- Given task: Filter the data for lines with the word "color", then copy every line so identified.
─── Given entries ───
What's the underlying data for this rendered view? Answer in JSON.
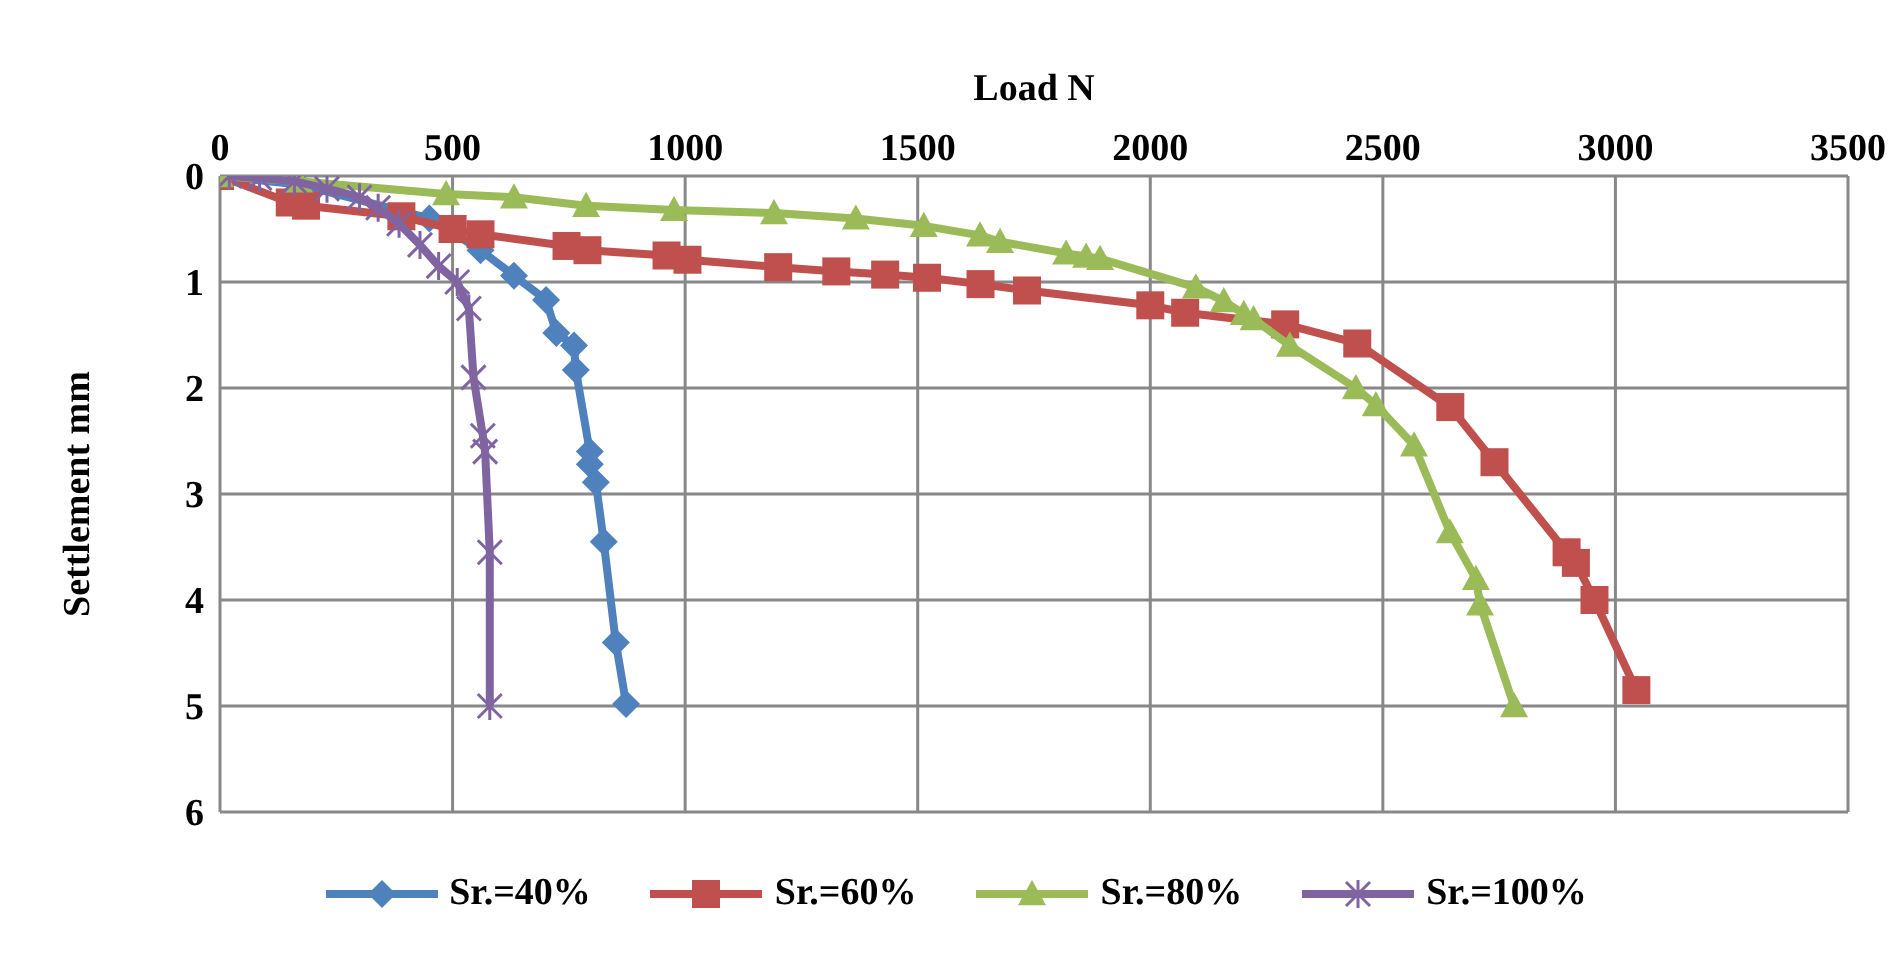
{
  "chart_data": {
    "type": "line",
    "xlabel": "Load N",
    "ylabel": "Settlement mm",
    "xlim": [
      0,
      3500
    ],
    "xticks": [
      0,
      500,
      1000,
      1500,
      2000,
      2500,
      3000,
      3500
    ],
    "ylim": [
      6,
      0
    ],
    "yticks": [
      0,
      1,
      2,
      3,
      4,
      5,
      6
    ],
    "grid": true,
    "legend": "bottom",
    "line_style": "solid",
    "series": [
      {
        "name": "Sr.=40%",
        "color": "#4f81bd",
        "marker": "diamond",
        "x": [
          0,
          170,
          450,
          560,
          632,
          701,
          723,
          761,
          765,
          795,
          795,
          808,
          825,
          851,
          873
        ],
        "values": [
          0,
          0.08,
          0.4,
          0.7,
          0.94,
          1.17,
          1.48,
          1.6,
          1.83,
          2.6,
          2.72,
          2.89,
          3.45,
          4.4,
          4.98
        ]
      },
      {
        "name": "Sr.=60%",
        "color": "#c0504d",
        "marker": "square",
        "x": [
          0,
          150,
          185,
          390,
          500,
          560,
          745,
          790,
          960,
          1005,
          1200,
          1325,
          1430,
          1520,
          1635,
          1735,
          2000,
          2075,
          2290,
          2445,
          2645,
          2740,
          2895,
          2915,
          2955,
          3045
        ],
        "values": [
          0,
          0.25,
          0.28,
          0.38,
          0.5,
          0.55,
          0.66,
          0.7,
          0.75,
          0.79,
          0.86,
          0.9,
          0.93,
          0.96,
          1.02,
          1.08,
          1.22,
          1.29,
          1.4,
          1.58,
          2.18,
          2.7,
          3.55,
          3.65,
          4.0,
          4.85
        ]
      },
      {
        "name": "Sr.=80%",
        "color": "#9bbb59",
        "marker": "triangle",
        "x": [
          0,
          170,
          486,
          632,
          787,
          976,
          1191,
          1367,
          1513,
          1634,
          1677,
          1819,
          1862,
          1892,
          2098,
          2158,
          2201,
          2222,
          2300,
          2442,
          2485,
          2567,
          2644,
          2700,
          2709,
          2782
        ],
        "values": [
          0,
          0.05,
          0.17,
          0.2,
          0.28,
          0.32,
          0.35,
          0.4,
          0.47,
          0.56,
          0.62,
          0.73,
          0.76,
          0.78,
          1.05,
          1.18,
          1.3,
          1.35,
          1.6,
          2.0,
          2.16,
          2.54,
          3.36,
          3.8,
          4.04,
          5.0
        ]
      },
      {
        "name": "Sr.=100%",
        "color": "#8064a2",
        "marker": "cross",
        "x": [
          20,
          85,
          160,
          230,
          300,
          340,
          385,
          430,
          470,
          510,
          535,
          545,
          565,
          570,
          580,
          580
        ],
        "values": [
          0,
          0.02,
          0.05,
          0.12,
          0.2,
          0.3,
          0.45,
          0.65,
          0.85,
          1.0,
          1.25,
          1.9,
          2.45,
          2.6,
          3.55,
          5.0
        ]
      }
    ]
  }
}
───
- Final result:
        "color": "#4f81bd",
        "color": "#c0504d",
        "color": "#9bbb59",
        "color": "#8064a2",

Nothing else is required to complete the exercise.